Exercise brief.
Scan the entries below and count the lines holding the string "aniliny". Supply only the number.

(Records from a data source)
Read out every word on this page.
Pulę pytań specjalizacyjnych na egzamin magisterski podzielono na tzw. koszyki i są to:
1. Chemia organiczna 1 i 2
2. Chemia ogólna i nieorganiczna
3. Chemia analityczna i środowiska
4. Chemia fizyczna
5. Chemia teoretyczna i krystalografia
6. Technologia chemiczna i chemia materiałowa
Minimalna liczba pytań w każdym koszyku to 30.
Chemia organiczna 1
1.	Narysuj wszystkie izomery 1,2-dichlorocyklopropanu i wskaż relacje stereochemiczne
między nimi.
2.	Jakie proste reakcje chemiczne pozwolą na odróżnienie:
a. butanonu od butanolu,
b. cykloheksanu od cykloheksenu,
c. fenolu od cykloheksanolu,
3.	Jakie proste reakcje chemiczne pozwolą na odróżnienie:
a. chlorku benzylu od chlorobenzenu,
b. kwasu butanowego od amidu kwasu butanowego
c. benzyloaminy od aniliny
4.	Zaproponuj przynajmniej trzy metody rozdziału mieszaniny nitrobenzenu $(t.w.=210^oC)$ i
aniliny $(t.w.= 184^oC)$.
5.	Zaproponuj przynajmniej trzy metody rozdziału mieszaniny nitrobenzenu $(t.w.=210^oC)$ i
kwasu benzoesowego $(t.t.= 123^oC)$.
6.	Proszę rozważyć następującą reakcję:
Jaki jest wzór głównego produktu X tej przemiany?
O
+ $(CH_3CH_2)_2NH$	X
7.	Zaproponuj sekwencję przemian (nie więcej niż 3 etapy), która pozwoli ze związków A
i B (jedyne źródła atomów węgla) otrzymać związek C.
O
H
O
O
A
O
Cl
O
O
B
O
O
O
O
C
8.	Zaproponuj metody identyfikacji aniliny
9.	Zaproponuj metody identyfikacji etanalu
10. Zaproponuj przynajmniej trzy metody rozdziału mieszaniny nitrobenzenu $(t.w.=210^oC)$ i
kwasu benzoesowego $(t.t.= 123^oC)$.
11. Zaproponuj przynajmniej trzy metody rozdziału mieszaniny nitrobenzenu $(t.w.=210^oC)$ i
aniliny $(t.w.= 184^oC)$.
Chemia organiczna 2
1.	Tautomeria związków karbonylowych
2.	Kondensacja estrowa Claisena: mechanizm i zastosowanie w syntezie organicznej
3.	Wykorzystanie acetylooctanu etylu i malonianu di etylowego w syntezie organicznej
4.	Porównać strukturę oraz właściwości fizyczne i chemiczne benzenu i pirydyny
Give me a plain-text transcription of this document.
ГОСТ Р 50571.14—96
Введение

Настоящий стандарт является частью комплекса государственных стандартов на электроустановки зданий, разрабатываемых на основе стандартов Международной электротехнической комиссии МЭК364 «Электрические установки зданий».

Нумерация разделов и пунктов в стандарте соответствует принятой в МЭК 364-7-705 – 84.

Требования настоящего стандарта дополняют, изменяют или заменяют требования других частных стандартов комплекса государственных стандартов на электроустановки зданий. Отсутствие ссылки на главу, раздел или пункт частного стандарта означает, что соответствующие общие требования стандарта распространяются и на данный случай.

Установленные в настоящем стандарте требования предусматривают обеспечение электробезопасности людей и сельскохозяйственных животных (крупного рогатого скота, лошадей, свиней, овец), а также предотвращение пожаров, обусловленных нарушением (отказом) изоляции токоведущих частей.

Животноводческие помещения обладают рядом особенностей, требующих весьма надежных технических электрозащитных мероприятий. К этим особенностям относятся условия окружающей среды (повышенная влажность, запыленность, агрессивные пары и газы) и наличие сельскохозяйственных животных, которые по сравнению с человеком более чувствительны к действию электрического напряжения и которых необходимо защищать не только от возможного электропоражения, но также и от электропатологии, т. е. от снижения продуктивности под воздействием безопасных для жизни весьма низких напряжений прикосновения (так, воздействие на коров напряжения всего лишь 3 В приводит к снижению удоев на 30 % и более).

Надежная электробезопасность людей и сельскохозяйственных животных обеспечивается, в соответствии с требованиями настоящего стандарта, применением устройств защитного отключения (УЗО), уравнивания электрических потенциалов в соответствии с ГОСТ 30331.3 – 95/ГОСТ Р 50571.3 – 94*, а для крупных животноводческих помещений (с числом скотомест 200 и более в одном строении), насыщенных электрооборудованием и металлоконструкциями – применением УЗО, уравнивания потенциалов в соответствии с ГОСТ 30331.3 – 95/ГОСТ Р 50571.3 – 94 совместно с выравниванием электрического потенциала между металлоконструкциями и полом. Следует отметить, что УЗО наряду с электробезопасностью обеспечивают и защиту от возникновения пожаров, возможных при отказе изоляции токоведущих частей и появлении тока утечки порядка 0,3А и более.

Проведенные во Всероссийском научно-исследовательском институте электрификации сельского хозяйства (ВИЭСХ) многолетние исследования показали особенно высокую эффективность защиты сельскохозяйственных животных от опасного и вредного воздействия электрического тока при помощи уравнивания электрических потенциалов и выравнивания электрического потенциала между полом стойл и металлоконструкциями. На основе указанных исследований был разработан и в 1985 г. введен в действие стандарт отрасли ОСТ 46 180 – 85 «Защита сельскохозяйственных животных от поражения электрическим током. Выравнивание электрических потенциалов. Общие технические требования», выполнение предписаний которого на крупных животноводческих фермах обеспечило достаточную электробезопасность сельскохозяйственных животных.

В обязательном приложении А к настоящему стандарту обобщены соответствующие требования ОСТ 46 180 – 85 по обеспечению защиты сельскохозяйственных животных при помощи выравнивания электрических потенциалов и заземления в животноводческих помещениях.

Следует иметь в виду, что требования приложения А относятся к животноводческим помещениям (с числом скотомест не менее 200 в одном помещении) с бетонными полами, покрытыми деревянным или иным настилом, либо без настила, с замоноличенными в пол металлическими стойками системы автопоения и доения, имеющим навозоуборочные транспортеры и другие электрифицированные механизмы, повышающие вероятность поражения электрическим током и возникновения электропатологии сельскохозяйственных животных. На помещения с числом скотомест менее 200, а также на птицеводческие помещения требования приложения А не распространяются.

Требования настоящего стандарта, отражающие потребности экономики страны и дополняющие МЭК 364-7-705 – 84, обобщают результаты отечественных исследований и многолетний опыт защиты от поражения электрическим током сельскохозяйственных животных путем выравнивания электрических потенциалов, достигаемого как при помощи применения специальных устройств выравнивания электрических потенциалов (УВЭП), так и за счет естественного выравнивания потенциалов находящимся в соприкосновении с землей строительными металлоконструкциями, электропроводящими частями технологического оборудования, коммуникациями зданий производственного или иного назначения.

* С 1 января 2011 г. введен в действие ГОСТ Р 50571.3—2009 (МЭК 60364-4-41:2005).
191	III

Exercise output.
4